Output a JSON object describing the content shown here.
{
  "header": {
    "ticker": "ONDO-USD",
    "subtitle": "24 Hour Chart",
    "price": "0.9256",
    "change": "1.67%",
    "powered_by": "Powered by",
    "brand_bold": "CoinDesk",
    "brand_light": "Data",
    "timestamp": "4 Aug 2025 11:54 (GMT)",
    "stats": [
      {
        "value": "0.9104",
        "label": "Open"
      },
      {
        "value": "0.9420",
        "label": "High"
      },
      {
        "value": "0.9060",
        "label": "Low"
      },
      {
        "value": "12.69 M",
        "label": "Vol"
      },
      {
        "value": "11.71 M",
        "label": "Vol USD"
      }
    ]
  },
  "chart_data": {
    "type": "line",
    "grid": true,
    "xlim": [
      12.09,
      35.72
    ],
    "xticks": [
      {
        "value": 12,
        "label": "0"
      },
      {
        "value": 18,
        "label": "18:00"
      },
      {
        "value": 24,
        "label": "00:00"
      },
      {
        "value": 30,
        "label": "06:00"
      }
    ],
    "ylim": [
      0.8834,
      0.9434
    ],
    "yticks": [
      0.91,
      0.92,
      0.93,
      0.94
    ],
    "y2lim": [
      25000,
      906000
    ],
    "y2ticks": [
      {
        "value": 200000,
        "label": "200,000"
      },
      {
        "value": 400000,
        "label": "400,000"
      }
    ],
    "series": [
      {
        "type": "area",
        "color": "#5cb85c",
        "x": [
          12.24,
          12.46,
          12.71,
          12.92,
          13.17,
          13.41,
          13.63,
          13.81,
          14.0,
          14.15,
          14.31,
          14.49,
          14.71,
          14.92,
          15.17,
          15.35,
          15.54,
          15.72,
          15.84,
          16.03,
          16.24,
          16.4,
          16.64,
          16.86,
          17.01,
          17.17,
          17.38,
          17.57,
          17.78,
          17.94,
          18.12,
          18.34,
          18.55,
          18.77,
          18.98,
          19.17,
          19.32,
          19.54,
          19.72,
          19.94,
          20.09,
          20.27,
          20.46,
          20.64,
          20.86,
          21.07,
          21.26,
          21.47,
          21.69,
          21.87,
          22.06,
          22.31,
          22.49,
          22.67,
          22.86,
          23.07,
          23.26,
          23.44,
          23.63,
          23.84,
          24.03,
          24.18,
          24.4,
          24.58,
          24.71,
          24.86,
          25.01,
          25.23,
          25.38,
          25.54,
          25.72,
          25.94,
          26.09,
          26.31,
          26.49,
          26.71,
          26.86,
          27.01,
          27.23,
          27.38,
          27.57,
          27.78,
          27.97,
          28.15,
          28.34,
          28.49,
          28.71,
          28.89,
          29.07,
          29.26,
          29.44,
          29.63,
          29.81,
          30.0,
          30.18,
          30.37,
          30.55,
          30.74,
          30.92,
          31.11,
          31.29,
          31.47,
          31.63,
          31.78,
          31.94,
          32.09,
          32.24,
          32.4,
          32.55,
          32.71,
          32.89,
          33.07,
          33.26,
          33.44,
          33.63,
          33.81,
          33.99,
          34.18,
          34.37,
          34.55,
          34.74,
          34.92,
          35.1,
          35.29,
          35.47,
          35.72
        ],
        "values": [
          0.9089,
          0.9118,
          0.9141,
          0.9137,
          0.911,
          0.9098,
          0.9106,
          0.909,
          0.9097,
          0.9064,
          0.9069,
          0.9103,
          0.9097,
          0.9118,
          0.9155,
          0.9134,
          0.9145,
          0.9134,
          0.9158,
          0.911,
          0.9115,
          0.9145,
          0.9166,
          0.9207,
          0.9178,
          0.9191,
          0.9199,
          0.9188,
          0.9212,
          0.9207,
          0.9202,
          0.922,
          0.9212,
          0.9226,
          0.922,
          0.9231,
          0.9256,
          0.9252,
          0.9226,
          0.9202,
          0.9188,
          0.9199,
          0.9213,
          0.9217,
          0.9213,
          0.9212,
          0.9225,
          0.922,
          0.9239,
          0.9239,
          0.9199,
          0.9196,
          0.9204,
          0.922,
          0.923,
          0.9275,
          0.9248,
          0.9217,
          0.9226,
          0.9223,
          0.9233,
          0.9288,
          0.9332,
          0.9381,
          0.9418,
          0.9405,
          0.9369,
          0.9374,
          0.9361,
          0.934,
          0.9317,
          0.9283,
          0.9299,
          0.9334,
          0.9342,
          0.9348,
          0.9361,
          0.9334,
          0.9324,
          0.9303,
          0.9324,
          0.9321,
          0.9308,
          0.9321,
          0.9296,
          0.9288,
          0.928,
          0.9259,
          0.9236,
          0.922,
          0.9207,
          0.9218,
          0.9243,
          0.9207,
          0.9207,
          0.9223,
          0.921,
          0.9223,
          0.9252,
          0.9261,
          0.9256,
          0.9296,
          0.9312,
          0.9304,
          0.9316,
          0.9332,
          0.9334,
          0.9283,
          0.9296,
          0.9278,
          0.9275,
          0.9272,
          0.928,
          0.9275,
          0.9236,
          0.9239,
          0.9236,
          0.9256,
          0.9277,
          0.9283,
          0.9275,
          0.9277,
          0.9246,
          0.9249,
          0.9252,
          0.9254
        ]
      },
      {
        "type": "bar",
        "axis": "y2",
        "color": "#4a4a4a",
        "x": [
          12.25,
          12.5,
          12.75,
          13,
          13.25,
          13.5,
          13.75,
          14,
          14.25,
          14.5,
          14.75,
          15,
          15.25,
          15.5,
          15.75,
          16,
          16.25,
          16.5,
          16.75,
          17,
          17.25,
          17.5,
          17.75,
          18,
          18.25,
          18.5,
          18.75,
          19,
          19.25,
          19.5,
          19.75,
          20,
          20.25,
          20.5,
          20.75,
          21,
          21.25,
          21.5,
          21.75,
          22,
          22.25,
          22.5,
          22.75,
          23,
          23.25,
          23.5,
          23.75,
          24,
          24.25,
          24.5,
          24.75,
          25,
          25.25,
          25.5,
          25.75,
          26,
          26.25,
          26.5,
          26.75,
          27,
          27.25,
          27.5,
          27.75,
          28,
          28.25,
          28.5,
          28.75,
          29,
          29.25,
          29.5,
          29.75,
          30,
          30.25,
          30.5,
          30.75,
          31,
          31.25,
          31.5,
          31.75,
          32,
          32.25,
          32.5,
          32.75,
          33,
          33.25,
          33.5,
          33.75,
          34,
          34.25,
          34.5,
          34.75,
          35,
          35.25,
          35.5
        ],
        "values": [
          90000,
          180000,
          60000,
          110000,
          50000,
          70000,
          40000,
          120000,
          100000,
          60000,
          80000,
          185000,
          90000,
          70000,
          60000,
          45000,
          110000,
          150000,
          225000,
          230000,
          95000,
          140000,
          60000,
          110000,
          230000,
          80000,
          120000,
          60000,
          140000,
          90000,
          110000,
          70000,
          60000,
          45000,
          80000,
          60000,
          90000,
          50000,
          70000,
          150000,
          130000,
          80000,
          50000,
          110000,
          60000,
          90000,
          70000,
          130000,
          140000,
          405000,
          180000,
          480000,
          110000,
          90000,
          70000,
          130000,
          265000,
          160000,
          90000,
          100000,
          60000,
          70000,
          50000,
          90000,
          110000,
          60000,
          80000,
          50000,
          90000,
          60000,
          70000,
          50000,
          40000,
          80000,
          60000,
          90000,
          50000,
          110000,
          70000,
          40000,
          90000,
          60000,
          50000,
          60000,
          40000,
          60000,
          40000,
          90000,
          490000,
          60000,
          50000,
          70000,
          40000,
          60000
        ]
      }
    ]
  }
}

++++++++++++++++++++

▶ _Given request_
Transcribe the whole listing exactly.

▶ _Written solution_
Output a JSON object describing the content shown here.
{
  "header": {
    "ticker": "ONDO-USD",
    "subtitle": "24 Hour Chart",
    "price": "0.9256",
    "change": "1.67%",
    "powered_by": "Powered by",
    "brand_bold": "CoinDesk",
    "brand_light": "Data",
    "timestamp": "4 Aug 2025 11:54 (GMT)",
    "stats": [
      {
        "value": "0.9104",
        "label": "Open"
      },
      {
        "value": "0.9420",
        "label": "High"
      },
      {
        "value": "0.9060",
        "label": "Low"
      },
      {
        "value": "12.69 M",
        "label": "Vol"
      },
      {
        "value": "11.71 M",
        "label": "Vol USD"
      }
    ]
  },
  "chart_data": {
    "type": "line",
    "grid": true,
    "xlim": [
      12.09,
      35.72
    ],
    "xticks": [
      {
        "value": 12,
        "label": "0"
      },
      {
        "value": 18,
        "label": "18:00"
      },
      {
        "value": 24,
        "label": "00:00"
      },
      {
        "value": 30,
        "label": "06:00"
      }
    ],
    "ylim": [
      0.8834,
      0.9434
    ],
    "yticks": [
      0.91,
      0.92,
      0.93,
      0.94
    ],
    "y2lim": [
      25000,
      906000
    ],
    "y2ticks": [
      {
        "value": 200000,
        "label": "200,000"
      },
      {
        "value": 400000,
        "label": "400,000"
      }
    ],
    "series": [
      {
        "type": "area",
        "color": "#5cb85c",
        "x": [
          12.24,
          12.46,
          12.71,
          12.92,
          13.17,
          13.41,
          13.63,
          13.81,
          14.0,
          14.15,
          14.31,
          14.49,
          14.71,
          14.92,
          15.17,
          15.35,
          15.54,
          15.72,
          15.84,
          16.03,
          16.24,
          16.4,
          16.64,
          16.86,
          17.01,
          17.17,
          17.38,
          17.57,
          17.78,
          17.94,
          18.12,
          18.34,
          18.55,
          18.77,
          18.98,
          19.17,
          19.32,
          19.54,
          19.72,
          19.94,
          20.09,
          20.27,
          20.46,
          20.64,
          20.86,
          21.07,
          21.26,
          21.47,
          21.69,
          21.87,
          22.06,
          22.31,
          22.49,
          22.67,
          22.86,
          23.07,
          23.26,
          23.44,
          23.63,
          23.84,
          24.03,
          24.18,
          24.4,
          24.58,
          24.71,
          24.86,
          25.01,
          25.23,
          25.38,
          25.54,
          25.72,
          25.94,
          26.09,
          26.31,
          26.49,
          26.71,
          26.86,
          27.01,
          27.23,
          27.38,
          27.57,
          27.78,
          27.97,
          28.15,
          28.34,
          28.49,
          28.71,
          28.89,
          29.07,
          29.26,
          29.44,
          29.63,
          29.81,
          30.0,
          30.18,
          30.37,
          30.55,
          30.74,
          30.92,
          31.11,
          31.29,
          31.47,
          31.63,
          31.78,
          31.94,
          32.09,
          32.24,
          32.4,
          32.55,
          32.71,
          32.89,
          33.07,
          33.26,
          33.44,
          33.63,
          33.81,
          33.99,
          34.18,
          34.37,
          34.55,
          34.74,
          34.92,
          35.1,
          35.29,
          35.47,
          35.72
        ],
        "values": [
          0.9089,
          0.9118,
          0.9141,
          0.9137,
          0.911,
          0.9098,
          0.9106,
          0.909,
          0.9097,
          0.9064,
          0.9069,
          0.9103,
          0.9097,
          0.9118,
          0.9155,
          0.9134,
          0.9145,
          0.9134,
          0.9158,
          0.911,
          0.9115,
          0.9145,
          0.9166,
          0.9207,
          0.9178,
          0.9191,
          0.9199,
          0.9188,
          0.9212,
          0.9207,
          0.9202,
          0.922,
          0.9212,
          0.9226,
          0.922,
          0.9231,
          0.9256,
          0.9252,
          0.9226,
          0.9202,
          0.9188,
          0.9199,
          0.9213,
          0.9217,
          0.9213,
          0.9212,
          0.9225,
          0.922,
          0.9239,
          0.9239,
          0.9199,
          0.9196,
          0.9204,
          0.922,
          0.923,
          0.9275,
          0.9248,
          0.9217,
          0.9226,
          0.9223,
          0.9233,
          0.9288,
          0.9332,
          0.9381,
          0.9418,
          0.9405,
          0.9369,
          0.9374,
          0.9361,
          0.934,
          0.9317,
          0.9283,
          0.9299,
          0.9334,
          0.9342,
          0.9348,
          0.9361,
          0.9334,
          0.9324,
          0.9303,
          0.9324,
          0.9321,
          0.9308,
          0.9321,
          0.9296,
          0.9288,
          0.928,
          0.9259,
          0.9236,
          0.922,
          0.9207,
          0.9218,
          0.9243,
          0.9207,
          0.9207,
          0.9223,
          0.921,
          0.9223,
          0.9252,
          0.9261,
          0.9256,
          0.9296,
          0.9312,
          0.9304,
          0.9316,
          0.9332,
          0.9334,
          0.9283,
          0.9296,
          0.9278,
          0.9275,
          0.9272,
          0.928,
          0.9275,
          0.9236,
          0.9239,
          0.9236,
          0.9256,
          0.9277,
          0.9283,
          0.9275,
          0.9277,
          0.9246,
          0.9249,
          0.9252,
          0.9254
        ]
      },
      {
        "type": "bar",
        "axis": "y2",
        "color": "#4a4a4a",
        "x": [
          12.25,
          12.5,
          12.75,
          13,
          13.25,
          13.5,
          13.75,
          14,
          14.25,
          14.5,
          14.75,
          15,
          15.25,
          15.5,
          15.75,
          16,
          16.25,
          16.5,
          16.75,
          17,
          17.25,
          17.5,
          17.75,
          18,
          18.25,
          18.5,
          18.75,
          19,
          19.25,
          19.5,
          19.75,
          20,
          20.25,
          20.5,
          20.75,
          21,
          21.25,
          21.5,
          21.75,
          22,
          22.25,
          22.5,
          22.75,
          23,
          23.25,
          23.5,
          23.75,
          24,
          24.25,
          24.5,
          24.75,
          25,
          25.25,
          25.5,
          25.75,
          26,
          26.25,
          26.5,
          26.75,
          27,
          27.25,
          27.5,
          27.75,
          28,
          28.25,
          28.5,
          28.75,
          29,
          29.25,
          29.5,
          29.75,
          30,
          30.25,
          30.5,
          30.75,
          31,
          31.25,
          31.5,
          31.75,
          32,
          32.25,
          32.5,
          32.75,
          33,
          33.25,
          33.5,
          33.75,
          34,
          34.25,
          34.5,
          34.75,
          35,
          35.25,
          35.5
        ],
        "values": [
          90000,
          180000,
          60000,
          110000,
          50000,
          70000,
          40000,
          120000,
          100000,
          60000,
          80000,
          185000,
          90000,
          70000,
          60000,
          45000,
          110000,
          150000,
          225000,
          230000,
          95000,
          140000,
          60000,
          110000,
          230000,
          80000,
          120000,
          60000,
          140000,
          90000,
          110000,
          70000,
          60000,
          45000,
          80000,
          60000,
          90000,
          50000,
          70000,
          150000,
          130000,
          80000,
          50000,
          110000,
          60000,
          90000,
          70000,
          130000,
          140000,
          405000,
          180000,
          480000,
          110000,
          90000,
          70000,
          130000,
          265000,
          160000,
          90000,
          100000,
          60000,
          70000,
          50000,
          90000,
          110000,
          60000,
          80000,
          50000,
          90000,
          60000,
          70000,
          50000,
          40000,
          80000,
          60000,
          90000,
          50000,
          110000,
          70000,
          40000,
          90000,
          60000,
          50000,
          60000,
          40000,
          60000,
          40000,
          90000,
          490000,
          60000,
          50000,
          70000,
          40000,
          60000
        ]
      }
    ]
  }
}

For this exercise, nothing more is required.